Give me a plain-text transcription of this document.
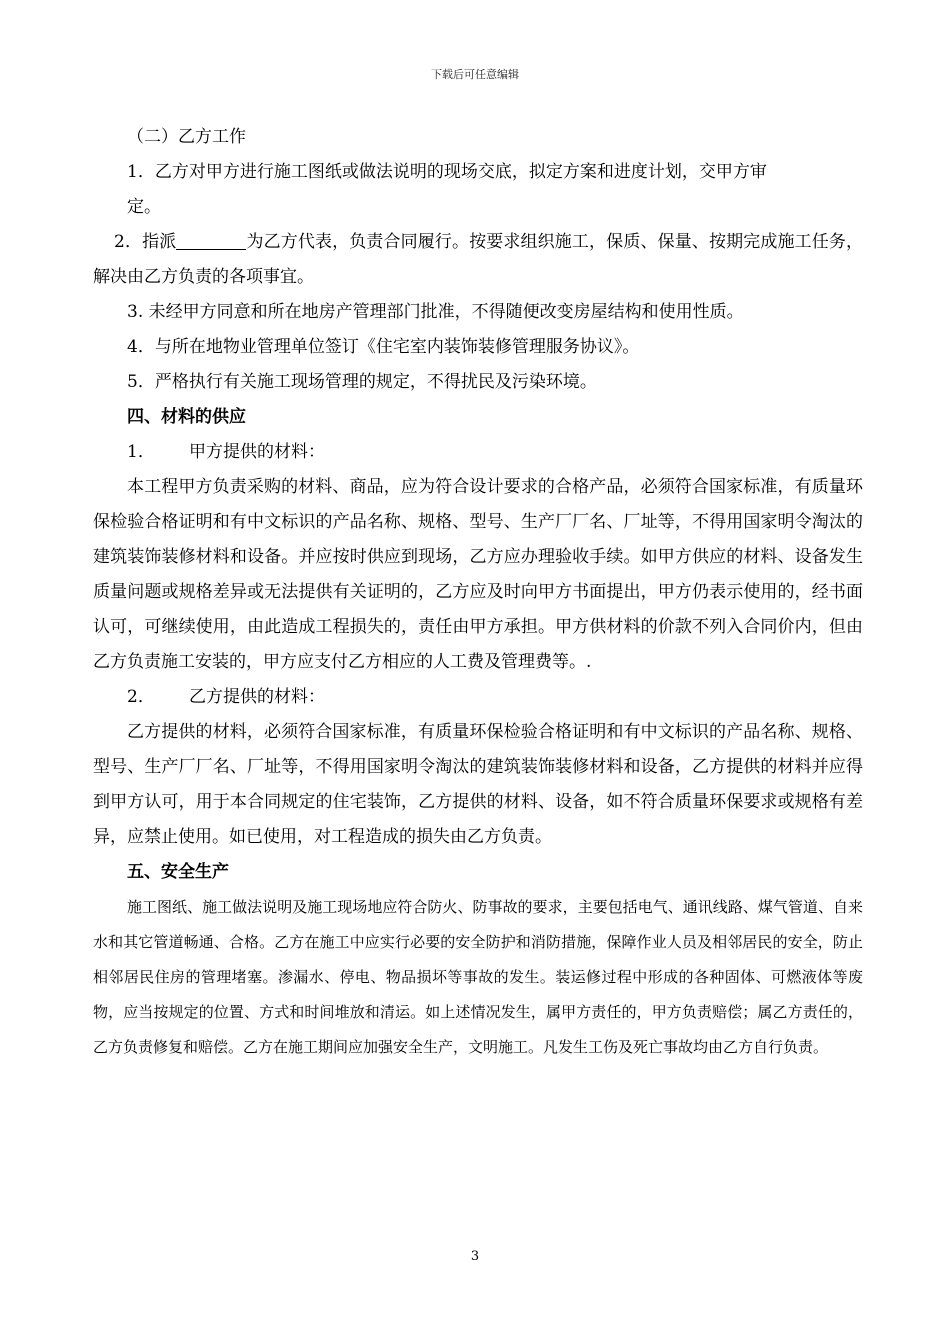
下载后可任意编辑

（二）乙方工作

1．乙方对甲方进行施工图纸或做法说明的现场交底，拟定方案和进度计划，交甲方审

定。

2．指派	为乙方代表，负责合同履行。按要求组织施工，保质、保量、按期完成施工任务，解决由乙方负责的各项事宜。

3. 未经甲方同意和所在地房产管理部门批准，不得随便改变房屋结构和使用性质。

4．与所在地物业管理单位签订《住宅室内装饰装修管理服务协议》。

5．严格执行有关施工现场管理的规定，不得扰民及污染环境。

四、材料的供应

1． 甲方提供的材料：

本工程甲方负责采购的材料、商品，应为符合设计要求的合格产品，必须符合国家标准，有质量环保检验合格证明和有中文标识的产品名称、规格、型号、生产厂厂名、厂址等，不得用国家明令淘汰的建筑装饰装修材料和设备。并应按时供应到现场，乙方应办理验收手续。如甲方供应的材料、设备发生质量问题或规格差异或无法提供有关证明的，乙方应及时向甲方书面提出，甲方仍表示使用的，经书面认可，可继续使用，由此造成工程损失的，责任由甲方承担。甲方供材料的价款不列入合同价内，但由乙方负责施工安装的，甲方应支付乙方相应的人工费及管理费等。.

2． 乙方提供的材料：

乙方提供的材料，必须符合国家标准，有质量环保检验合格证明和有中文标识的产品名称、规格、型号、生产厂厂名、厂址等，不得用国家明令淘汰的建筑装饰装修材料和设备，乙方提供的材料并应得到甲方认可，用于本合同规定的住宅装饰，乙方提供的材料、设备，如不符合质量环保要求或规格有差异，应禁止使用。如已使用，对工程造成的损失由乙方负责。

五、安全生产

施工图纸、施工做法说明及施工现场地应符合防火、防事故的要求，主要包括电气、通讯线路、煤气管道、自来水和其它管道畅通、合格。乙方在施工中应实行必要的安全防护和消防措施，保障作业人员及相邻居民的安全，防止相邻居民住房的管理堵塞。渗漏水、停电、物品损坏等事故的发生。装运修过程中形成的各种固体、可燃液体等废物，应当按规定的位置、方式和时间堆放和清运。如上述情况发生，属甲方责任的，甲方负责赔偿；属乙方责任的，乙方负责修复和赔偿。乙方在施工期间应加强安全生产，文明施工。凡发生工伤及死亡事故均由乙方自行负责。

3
* * *
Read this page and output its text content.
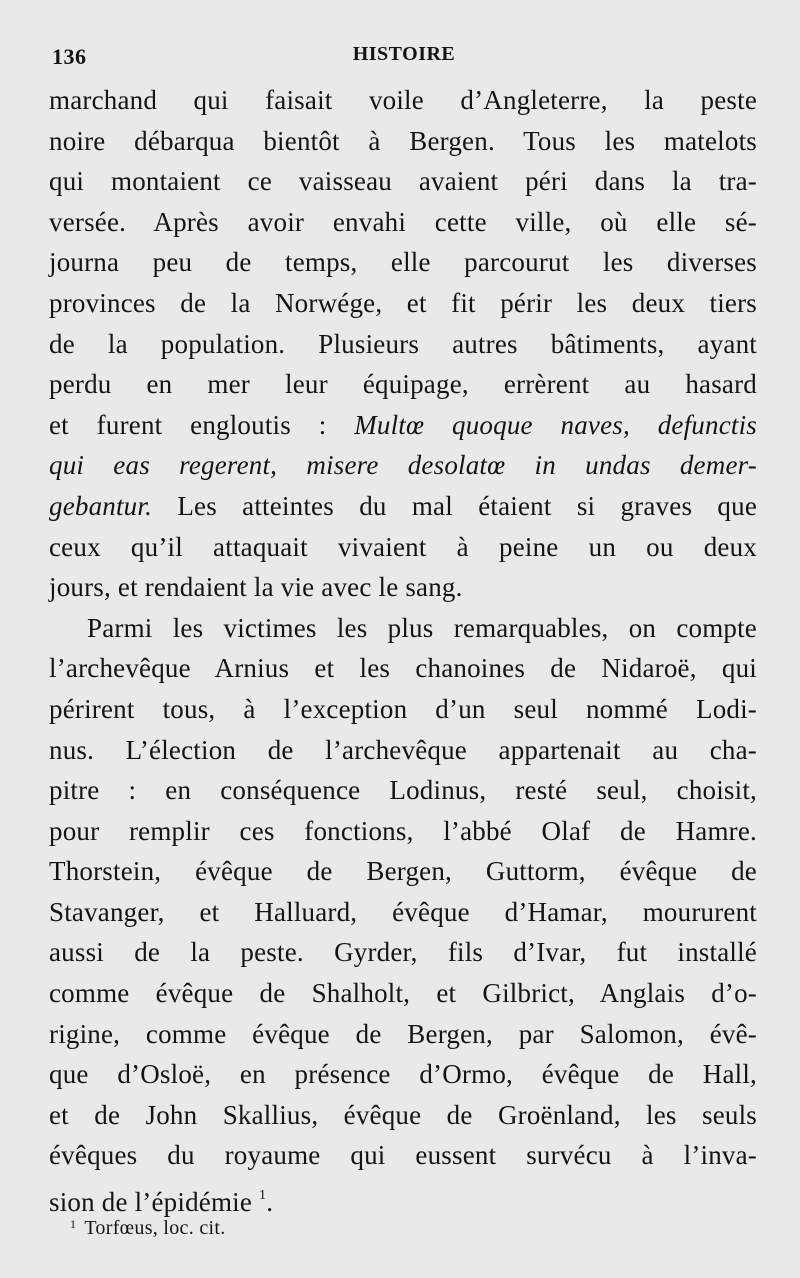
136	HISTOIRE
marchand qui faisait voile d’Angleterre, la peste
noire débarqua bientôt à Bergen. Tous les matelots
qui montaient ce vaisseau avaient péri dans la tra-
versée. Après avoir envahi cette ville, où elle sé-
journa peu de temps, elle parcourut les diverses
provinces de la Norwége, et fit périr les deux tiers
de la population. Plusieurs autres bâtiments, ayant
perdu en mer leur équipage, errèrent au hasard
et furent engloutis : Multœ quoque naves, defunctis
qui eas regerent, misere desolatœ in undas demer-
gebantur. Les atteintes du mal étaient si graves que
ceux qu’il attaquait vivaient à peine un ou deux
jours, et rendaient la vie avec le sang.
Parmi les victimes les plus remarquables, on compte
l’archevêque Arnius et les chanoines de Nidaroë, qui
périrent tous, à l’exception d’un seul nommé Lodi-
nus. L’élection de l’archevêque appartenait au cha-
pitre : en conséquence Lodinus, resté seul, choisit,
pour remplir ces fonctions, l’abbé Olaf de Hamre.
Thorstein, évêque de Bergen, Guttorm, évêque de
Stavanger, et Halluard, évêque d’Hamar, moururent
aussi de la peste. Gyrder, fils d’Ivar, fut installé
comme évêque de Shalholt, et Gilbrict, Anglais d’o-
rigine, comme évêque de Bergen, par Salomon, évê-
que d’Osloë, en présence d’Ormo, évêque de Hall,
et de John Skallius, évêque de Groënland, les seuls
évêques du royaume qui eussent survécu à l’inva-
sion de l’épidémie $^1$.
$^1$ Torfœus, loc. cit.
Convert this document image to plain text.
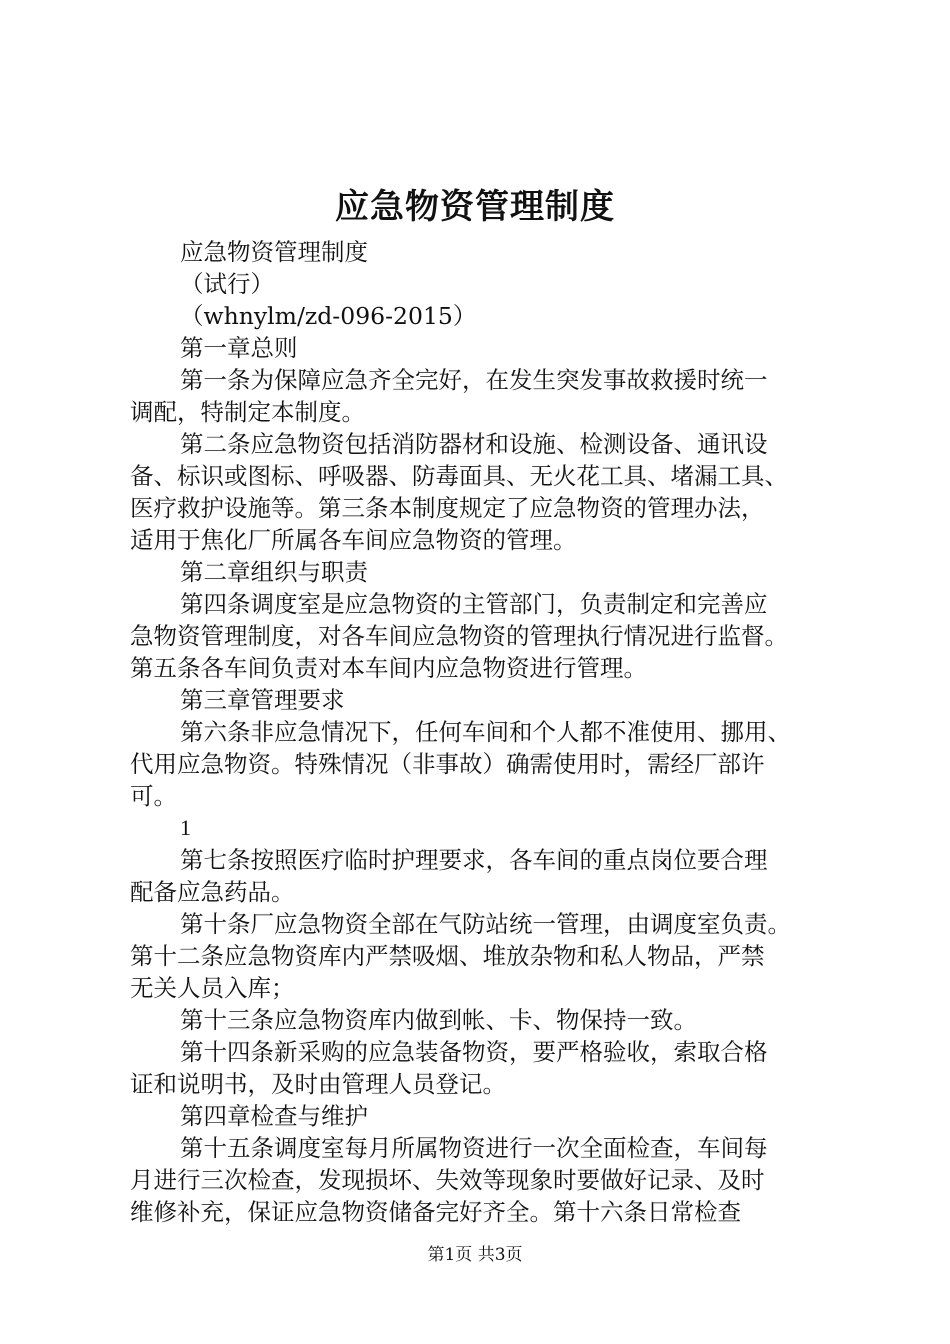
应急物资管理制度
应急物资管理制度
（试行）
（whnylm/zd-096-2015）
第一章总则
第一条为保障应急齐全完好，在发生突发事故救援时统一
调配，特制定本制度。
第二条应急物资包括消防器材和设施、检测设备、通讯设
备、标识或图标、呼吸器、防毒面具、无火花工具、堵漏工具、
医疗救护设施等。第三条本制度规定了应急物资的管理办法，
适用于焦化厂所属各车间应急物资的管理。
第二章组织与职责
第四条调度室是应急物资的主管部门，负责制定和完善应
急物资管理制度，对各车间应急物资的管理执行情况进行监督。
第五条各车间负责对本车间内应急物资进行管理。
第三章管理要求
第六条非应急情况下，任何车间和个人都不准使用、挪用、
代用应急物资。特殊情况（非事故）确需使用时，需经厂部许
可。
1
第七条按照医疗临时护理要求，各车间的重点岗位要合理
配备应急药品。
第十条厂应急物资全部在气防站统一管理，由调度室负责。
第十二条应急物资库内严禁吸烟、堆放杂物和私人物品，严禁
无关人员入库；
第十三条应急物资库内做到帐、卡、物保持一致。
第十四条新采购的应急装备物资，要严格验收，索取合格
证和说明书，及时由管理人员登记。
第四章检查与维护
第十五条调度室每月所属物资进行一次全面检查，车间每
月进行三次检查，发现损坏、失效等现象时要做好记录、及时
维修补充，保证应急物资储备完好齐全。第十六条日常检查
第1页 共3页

AIM: Pick out the lines containing the word "archevêque" and show them.

CORRECT OUTPUT:
l’archevêque Arnius et les chanoines de Nidaroë, qui
nus. L’élection de l’archevêque appartenait au cha-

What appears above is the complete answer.